Exercise requirements: Select every line below containing the word "category".

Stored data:
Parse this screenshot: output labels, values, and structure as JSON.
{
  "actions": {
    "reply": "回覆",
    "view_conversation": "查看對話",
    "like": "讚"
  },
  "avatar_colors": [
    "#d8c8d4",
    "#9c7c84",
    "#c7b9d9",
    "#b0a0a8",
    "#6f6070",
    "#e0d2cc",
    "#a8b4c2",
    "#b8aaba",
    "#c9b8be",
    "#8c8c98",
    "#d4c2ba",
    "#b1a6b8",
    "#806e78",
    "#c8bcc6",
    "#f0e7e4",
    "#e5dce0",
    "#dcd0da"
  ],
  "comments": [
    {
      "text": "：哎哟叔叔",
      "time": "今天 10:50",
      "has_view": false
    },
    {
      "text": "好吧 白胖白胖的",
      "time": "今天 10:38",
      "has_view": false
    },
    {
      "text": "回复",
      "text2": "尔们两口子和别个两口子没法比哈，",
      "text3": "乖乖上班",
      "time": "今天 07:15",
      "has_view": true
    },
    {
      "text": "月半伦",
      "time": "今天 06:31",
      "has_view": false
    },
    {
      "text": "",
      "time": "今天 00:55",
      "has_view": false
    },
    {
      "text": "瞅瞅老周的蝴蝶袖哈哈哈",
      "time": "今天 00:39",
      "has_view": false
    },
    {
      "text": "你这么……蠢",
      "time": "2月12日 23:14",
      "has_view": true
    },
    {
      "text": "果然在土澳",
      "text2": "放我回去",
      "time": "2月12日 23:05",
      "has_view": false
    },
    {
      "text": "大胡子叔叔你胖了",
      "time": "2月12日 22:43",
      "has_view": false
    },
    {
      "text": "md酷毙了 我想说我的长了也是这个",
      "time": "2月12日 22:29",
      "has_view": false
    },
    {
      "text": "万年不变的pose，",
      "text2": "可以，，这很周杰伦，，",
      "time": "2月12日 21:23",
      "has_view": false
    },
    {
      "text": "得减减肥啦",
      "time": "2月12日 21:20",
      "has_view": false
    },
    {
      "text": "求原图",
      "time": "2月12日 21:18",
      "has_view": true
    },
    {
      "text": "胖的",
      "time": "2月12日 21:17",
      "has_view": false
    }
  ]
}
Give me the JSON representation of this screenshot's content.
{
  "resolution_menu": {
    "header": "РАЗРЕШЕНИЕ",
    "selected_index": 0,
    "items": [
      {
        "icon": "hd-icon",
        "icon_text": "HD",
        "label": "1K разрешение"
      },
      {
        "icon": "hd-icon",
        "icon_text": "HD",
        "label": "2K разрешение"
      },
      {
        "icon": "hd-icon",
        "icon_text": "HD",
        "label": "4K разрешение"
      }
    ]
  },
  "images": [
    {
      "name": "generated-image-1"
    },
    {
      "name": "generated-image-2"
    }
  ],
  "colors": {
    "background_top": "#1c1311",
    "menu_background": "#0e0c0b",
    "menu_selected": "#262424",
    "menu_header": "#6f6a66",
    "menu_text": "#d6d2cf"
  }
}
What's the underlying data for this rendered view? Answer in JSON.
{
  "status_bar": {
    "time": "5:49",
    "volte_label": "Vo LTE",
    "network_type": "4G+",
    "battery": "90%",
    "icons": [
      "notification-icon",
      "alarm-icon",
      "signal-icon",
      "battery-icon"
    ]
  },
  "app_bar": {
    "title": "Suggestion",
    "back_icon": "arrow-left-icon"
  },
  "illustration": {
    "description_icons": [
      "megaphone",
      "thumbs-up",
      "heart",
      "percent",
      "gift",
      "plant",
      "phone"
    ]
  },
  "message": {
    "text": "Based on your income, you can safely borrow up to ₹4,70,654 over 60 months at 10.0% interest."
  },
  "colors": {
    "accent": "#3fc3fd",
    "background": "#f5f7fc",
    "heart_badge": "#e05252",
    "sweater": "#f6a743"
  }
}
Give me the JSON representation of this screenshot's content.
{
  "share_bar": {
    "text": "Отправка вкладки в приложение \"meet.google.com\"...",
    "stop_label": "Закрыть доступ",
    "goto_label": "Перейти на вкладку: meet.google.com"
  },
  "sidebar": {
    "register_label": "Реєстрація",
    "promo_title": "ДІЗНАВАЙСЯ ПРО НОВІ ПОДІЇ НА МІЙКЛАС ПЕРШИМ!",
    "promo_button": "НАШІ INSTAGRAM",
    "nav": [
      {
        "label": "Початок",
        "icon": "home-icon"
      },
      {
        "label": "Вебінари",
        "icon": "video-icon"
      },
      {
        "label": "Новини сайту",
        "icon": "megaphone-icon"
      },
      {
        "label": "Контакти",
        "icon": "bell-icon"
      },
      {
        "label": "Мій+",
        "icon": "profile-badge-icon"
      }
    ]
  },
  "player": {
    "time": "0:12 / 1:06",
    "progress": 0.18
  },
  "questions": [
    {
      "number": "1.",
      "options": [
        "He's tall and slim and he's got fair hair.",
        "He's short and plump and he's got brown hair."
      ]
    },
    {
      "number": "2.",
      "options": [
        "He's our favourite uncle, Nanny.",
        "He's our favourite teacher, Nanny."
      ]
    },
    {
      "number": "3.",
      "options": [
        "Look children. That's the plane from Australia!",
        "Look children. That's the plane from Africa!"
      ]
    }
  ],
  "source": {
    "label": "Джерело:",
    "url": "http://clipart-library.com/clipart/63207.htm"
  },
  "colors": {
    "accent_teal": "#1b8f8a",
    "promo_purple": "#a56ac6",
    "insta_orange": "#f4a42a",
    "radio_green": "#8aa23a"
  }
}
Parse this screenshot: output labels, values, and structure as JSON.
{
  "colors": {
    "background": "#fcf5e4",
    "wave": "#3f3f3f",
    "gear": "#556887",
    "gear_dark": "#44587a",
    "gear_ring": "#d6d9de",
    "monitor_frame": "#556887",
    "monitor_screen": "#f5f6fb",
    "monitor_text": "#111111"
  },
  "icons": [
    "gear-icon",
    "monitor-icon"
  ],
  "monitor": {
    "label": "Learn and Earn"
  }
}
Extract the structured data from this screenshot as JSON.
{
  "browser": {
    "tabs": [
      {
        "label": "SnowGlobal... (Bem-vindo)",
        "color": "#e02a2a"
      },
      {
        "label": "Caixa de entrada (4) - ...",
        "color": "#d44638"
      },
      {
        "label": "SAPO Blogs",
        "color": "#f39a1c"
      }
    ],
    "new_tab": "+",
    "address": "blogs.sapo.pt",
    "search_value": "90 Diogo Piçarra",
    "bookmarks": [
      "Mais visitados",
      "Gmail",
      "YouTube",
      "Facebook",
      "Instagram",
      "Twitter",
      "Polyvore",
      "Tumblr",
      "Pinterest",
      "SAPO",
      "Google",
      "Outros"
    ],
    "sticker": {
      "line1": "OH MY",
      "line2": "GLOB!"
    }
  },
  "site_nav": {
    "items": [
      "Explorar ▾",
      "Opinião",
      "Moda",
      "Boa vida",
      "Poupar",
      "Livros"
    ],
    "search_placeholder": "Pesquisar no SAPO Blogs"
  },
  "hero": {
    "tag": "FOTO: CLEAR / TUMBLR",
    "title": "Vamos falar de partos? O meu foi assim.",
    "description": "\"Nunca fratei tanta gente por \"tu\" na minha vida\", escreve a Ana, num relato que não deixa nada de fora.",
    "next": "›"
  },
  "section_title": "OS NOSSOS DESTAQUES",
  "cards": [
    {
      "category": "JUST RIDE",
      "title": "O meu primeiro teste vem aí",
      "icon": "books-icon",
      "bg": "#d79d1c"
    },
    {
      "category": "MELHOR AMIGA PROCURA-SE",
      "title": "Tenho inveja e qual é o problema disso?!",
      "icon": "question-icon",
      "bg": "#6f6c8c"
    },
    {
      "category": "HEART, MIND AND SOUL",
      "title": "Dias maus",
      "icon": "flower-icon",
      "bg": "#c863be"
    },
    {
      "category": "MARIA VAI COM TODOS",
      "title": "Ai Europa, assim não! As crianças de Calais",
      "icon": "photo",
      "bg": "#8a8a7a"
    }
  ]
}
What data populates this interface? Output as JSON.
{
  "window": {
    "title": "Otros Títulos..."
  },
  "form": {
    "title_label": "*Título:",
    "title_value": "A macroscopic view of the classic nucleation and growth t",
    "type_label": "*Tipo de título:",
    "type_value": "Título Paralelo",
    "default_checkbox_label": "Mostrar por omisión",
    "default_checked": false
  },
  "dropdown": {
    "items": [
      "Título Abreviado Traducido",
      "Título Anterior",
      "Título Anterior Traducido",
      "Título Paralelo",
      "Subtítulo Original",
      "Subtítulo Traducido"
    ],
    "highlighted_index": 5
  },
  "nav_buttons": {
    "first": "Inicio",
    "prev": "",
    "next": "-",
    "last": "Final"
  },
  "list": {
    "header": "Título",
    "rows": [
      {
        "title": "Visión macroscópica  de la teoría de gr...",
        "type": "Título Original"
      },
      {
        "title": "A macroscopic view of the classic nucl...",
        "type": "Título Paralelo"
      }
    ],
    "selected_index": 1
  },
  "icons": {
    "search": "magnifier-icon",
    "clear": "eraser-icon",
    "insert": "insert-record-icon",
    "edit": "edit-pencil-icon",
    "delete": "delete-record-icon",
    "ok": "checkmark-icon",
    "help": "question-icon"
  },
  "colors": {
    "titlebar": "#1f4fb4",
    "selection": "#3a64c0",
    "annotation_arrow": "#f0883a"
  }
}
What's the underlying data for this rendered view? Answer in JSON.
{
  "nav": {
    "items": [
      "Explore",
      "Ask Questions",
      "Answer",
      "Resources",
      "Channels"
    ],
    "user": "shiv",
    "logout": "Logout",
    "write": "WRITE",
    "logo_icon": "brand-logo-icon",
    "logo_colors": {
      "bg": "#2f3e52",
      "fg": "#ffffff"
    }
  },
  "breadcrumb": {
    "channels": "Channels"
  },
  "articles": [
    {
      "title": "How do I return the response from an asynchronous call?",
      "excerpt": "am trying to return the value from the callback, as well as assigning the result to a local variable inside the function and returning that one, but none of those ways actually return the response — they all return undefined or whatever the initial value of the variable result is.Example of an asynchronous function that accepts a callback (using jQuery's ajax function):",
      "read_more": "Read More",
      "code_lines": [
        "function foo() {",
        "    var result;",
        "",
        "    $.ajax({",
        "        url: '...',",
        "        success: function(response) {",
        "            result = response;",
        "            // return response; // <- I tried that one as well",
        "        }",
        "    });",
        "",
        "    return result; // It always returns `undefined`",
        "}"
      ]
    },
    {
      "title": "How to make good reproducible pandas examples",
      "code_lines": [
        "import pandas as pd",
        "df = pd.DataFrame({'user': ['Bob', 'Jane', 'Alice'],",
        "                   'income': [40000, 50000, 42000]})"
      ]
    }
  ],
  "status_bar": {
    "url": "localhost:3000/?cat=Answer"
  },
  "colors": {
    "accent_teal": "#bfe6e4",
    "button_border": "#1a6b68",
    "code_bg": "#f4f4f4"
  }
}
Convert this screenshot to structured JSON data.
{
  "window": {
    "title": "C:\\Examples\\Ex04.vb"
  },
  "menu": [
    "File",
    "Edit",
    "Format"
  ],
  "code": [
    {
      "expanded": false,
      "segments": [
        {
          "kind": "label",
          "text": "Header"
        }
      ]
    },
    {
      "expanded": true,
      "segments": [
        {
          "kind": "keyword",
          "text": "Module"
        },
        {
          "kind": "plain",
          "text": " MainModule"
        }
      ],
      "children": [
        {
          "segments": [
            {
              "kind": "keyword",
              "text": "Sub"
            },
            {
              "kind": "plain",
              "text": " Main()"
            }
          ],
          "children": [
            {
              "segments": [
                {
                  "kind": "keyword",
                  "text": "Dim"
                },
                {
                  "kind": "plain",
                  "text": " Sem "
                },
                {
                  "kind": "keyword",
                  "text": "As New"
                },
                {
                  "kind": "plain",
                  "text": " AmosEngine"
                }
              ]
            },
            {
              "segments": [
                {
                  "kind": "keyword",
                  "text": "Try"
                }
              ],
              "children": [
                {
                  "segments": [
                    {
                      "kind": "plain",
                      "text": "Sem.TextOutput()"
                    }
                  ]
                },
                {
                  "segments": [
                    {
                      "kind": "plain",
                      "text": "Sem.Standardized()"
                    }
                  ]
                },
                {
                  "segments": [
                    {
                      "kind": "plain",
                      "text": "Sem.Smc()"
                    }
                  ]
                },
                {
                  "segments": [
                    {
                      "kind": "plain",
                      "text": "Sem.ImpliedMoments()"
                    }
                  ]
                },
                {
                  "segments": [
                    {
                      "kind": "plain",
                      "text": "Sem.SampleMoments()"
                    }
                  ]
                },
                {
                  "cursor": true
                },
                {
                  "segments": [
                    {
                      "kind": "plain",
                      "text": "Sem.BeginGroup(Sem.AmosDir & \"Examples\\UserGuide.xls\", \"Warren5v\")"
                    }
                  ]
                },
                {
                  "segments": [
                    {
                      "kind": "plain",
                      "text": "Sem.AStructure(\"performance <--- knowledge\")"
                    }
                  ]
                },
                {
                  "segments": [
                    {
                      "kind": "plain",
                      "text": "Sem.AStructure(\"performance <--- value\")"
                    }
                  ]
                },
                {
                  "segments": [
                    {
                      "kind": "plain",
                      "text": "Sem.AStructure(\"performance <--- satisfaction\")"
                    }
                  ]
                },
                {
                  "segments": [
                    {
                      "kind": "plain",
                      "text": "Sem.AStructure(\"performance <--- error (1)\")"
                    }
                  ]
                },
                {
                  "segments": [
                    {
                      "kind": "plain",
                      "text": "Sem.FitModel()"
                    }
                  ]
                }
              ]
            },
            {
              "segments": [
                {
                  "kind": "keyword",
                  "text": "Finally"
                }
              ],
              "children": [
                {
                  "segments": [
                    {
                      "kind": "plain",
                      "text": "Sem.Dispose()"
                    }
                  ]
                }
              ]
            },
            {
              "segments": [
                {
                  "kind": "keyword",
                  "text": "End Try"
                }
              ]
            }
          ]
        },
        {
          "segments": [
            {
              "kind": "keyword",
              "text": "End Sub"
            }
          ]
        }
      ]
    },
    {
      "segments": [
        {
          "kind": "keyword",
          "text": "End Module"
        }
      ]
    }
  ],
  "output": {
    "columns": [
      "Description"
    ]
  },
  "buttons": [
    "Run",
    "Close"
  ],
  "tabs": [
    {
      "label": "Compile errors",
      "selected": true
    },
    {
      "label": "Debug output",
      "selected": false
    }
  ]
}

Solution to this problem:
      "category": "JUST RIDE",
      "category": "MELHOR AMIGA PROCURA-SE",
      "category": "HEART, MIND AND SOUL",
      "category": "MARIA VAI COM TODOS",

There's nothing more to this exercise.